[Element placement data]
>>>>
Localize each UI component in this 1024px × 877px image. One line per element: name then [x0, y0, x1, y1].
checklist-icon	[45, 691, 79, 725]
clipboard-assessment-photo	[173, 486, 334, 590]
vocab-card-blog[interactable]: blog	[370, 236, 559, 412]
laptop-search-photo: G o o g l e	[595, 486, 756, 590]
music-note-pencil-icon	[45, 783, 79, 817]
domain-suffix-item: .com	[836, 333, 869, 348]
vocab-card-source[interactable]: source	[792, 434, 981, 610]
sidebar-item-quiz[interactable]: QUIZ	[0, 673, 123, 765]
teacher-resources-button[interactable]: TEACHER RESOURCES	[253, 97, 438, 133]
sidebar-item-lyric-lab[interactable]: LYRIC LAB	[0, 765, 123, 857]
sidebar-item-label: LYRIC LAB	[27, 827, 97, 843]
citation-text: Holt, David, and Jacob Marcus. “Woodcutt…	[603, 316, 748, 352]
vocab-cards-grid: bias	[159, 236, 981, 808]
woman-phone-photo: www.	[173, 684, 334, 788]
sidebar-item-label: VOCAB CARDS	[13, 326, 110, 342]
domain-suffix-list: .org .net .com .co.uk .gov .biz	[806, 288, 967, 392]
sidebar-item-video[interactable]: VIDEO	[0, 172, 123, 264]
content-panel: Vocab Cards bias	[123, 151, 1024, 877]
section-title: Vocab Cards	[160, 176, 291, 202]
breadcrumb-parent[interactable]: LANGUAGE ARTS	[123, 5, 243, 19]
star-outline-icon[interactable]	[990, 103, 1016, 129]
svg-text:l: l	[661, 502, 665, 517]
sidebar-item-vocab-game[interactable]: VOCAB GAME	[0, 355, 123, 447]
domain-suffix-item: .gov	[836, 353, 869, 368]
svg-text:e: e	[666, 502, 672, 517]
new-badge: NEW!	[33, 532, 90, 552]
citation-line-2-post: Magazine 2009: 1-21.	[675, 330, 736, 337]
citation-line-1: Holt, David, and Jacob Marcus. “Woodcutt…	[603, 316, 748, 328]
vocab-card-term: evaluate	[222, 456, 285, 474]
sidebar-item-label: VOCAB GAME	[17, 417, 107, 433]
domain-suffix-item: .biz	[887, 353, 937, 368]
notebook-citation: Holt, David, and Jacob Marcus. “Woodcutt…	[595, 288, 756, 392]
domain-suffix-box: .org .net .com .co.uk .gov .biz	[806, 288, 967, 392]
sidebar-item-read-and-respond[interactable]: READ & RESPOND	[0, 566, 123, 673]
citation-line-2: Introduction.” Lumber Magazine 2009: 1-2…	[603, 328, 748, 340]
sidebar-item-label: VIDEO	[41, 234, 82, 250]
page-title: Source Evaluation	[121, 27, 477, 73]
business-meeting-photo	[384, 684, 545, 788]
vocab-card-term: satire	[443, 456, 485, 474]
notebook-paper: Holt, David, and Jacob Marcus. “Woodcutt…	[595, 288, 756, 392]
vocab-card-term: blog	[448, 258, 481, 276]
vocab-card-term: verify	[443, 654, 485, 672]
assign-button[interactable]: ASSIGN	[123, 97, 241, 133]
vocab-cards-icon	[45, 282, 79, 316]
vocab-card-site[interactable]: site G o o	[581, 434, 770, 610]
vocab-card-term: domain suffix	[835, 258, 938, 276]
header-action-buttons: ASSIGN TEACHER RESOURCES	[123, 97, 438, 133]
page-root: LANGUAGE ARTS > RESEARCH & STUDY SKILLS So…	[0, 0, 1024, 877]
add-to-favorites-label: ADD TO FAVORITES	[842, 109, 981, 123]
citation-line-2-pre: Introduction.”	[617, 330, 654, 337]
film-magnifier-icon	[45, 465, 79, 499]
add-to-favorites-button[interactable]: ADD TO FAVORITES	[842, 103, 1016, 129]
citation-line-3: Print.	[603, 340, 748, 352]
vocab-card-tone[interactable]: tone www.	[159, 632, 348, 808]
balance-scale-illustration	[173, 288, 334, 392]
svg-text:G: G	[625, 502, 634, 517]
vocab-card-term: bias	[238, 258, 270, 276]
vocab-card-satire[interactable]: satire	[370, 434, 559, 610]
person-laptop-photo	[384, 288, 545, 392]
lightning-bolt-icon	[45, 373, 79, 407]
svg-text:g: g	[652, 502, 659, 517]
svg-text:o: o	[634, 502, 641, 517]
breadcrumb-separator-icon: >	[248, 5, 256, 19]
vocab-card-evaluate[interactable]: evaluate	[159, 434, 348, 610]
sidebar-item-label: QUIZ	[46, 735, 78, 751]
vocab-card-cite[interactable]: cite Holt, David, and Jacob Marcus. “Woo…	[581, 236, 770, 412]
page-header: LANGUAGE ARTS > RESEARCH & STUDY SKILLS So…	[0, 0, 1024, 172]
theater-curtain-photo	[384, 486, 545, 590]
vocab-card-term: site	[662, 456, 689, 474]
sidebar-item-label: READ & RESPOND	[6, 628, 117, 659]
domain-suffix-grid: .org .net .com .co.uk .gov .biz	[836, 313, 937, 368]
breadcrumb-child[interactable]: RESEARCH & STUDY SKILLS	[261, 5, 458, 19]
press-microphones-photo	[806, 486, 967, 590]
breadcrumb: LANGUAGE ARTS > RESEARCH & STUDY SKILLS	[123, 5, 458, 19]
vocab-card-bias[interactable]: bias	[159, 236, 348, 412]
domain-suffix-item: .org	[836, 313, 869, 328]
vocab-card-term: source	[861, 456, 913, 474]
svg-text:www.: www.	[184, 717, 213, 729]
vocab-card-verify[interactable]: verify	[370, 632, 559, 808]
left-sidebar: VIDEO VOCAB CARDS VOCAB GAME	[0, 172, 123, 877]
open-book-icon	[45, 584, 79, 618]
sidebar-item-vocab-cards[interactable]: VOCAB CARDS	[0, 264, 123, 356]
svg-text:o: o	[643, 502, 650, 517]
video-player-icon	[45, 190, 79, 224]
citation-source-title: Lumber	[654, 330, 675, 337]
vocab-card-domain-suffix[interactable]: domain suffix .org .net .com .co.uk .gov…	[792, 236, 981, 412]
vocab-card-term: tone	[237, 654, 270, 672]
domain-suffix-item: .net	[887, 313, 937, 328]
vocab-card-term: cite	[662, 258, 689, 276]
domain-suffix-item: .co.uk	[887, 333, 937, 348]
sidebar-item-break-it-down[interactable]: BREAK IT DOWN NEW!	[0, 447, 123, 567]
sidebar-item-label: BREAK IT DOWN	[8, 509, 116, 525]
<<<<
PROMPT
Repeat every line of the data above without any changes.

EXPECTED OUTPUT
Localize each UI component in this 1024px × 877px image. One line per element: name then [x0, y0, x1, y1].
checklist-icon	[45, 691, 79, 725]
clipboard-assessment-photo	[173, 486, 334, 590]
vocab-card-blog[interactable]: blog	[370, 236, 559, 412]
laptop-search-photo: G o o g l e	[595, 486, 756, 590]
music-note-pencil-icon	[45, 783, 79, 817]
domain-suffix-item: .com	[836, 333, 869, 348]
vocab-card-source[interactable]: source	[792, 434, 981, 610]
sidebar-item-quiz[interactable]: QUIZ	[0, 673, 123, 765]
teacher-resources-button[interactable]: TEACHER RESOURCES	[253, 97, 438, 133]
sidebar-item-lyric-lab[interactable]: LYRIC LAB	[0, 765, 123, 857]
sidebar-item-label: LYRIC LAB	[27, 827, 97, 843]
citation-text: Holt, David, and Jacob Marcus. “Woodcutt…	[603, 316, 748, 352]
vocab-cards-grid: bias	[159, 236, 981, 808]
woman-phone-photo: www.	[173, 684, 334, 788]
sidebar-item-label: VOCAB CARDS	[13, 326, 110, 342]
domain-suffix-list: .org .net .com .co.uk .gov .biz	[806, 288, 967, 392]
sidebar-item-video[interactable]: VIDEO	[0, 172, 123, 264]
content-panel: Vocab Cards bias	[123, 151, 1024, 877]
section-title: Vocab Cards	[160, 176, 291, 202]
breadcrumb-parent[interactable]: LANGUAGE ARTS	[123, 5, 243, 19]
star-outline-icon[interactable]	[990, 103, 1016, 129]
svg-text:l: l	[661, 502, 665, 517]
sidebar-item-vocab-game[interactable]: VOCAB GAME	[0, 355, 123, 447]
domain-suffix-item: .gov	[836, 353, 869, 368]
svg-text:e: e	[666, 502, 672, 517]
new-badge: NEW!	[33, 532, 90, 552]
citation-line-2-post: Magazine 2009: 1-21.	[675, 330, 736, 337]
citation-line-1: Holt, David, and Jacob Marcus. “Woodcutt…	[603, 316, 748, 328]
vocab-card-term: evaluate	[222, 456, 285, 474]
sidebar-item-label: VOCAB GAME	[17, 417, 107, 433]
domain-suffix-item: .biz	[887, 353, 937, 368]
notebook-citation: Holt, David, and Jacob Marcus. “Woodcutt…	[595, 288, 756, 392]
domain-suffix-box: .org .net .com .co.uk .gov .biz	[806, 288, 967, 392]
sidebar-item-read-and-respond[interactable]: READ & RESPOND	[0, 566, 123, 673]
citation-line-2: Introduction.” Lumber Magazine 2009: 1-2…	[603, 328, 748, 340]
sidebar-item-label: VIDEO	[41, 234, 82, 250]
page-title: Source Evaluation	[121, 27, 477, 73]
business-meeting-photo	[384, 684, 545, 788]
vocab-card-term: satire	[443, 456, 485, 474]
notebook-paper: Holt, David, and Jacob Marcus. “Woodcutt…	[595, 288, 756, 392]
vocab-card-term: blog	[448, 258, 481, 276]
vocab-card-term: verify	[443, 654, 485, 672]
assign-button[interactable]: ASSIGN	[123, 97, 241, 133]
vocab-cards-icon	[45, 282, 79, 316]
vocab-card-site[interactable]: site G o o	[581, 434, 770, 610]
vocab-card-term: domain suffix	[835, 258, 938, 276]
header-action-buttons: ASSIGN TEACHER RESOURCES	[123, 97, 438, 133]
page-root: LANGUAGE ARTS > RESEARCH & STUDY SKILLS So…	[0, 0, 1024, 877]
add-to-favorites-label: ADD TO FAVORITES	[842, 109, 981, 123]
citation-line-2-pre: Introduction.”	[617, 330, 654, 337]
film-magnifier-icon	[45, 465, 79, 499]
add-to-favorites-button[interactable]: ADD TO FAVORITES	[842, 103, 1016, 129]
citation-line-3: Print.	[603, 340, 748, 352]
vocab-card-tone[interactable]: tone www.	[159, 632, 348, 808]
balance-scale-illustration	[173, 288, 334, 392]
svg-text:G: G	[625, 502, 634, 517]
vocab-card-term: bias	[238, 258, 270, 276]
vocab-card-satire[interactable]: satire	[370, 434, 559, 610]
person-laptop-photo	[384, 288, 545, 392]
lightning-bolt-icon	[45, 373, 79, 407]
svg-text:g: g	[652, 502, 659, 517]
svg-text:o: o	[634, 502, 641, 517]
breadcrumb-separator-icon: >	[248, 5, 256, 19]
vocab-card-evaluate[interactable]: evaluate	[159, 434, 348, 610]
sidebar-item-label: QUIZ	[46, 735, 78, 751]
vocab-card-cite[interactable]: cite Holt, David, and Jacob Marcus. “Woo…	[581, 236, 770, 412]
page-header: LANGUAGE ARTS > RESEARCH & STUDY SKILLS So…	[0, 0, 1024, 172]
theater-curtain-photo	[384, 486, 545, 590]
vocab-card-term: site	[662, 456, 689, 474]
sidebar-item-label: READ & RESPOND	[6, 628, 117, 659]
domain-suffix-grid: .org .net .com .co.uk .gov .biz	[836, 313, 937, 368]
breadcrumb-child[interactable]: RESEARCH & STUDY SKILLS	[261, 5, 458, 19]
press-microphones-photo	[806, 486, 967, 590]
breadcrumb: LANGUAGE ARTS > RESEARCH & STUDY SKILLS	[123, 5, 458, 19]
vocab-card-bias[interactable]: bias	[159, 236, 348, 412]
domain-suffix-item: .org	[836, 313, 869, 328]
vocab-card-term: source	[861, 456, 913, 474]
svg-text:www.: www.	[184, 717, 213, 729]
vocab-card-verify[interactable]: verify	[370, 632, 559, 808]
left-sidebar: VIDEO VOCAB CARDS VOCAB GAME	[0, 172, 123, 877]
open-book-icon	[45, 584, 79, 618]
sidebar-item-vocab-cards[interactable]: VOCAB CARDS	[0, 264, 123, 356]
svg-text:o: o	[643, 502, 650, 517]
video-player-icon	[45, 190, 79, 224]
citation-source-title: Lumber	[654, 330, 675, 337]
vocab-card-domain-suffix[interactable]: domain suffix .org .net .com .co.uk .gov…	[792, 236, 981, 412]
vocab-card-term: tone	[237, 654, 270, 672]
domain-suffix-item: .net	[887, 313, 937, 328]
vocab-card-term: cite	[662, 258, 689, 276]
domain-suffix-item: .co.uk	[887, 333, 937, 348]
sidebar-item-break-it-down[interactable]: BREAK IT DOWN NEW!	[0, 447, 123, 567]
sidebar-item-label: BREAK IT DOWN	[8, 509, 116, 525]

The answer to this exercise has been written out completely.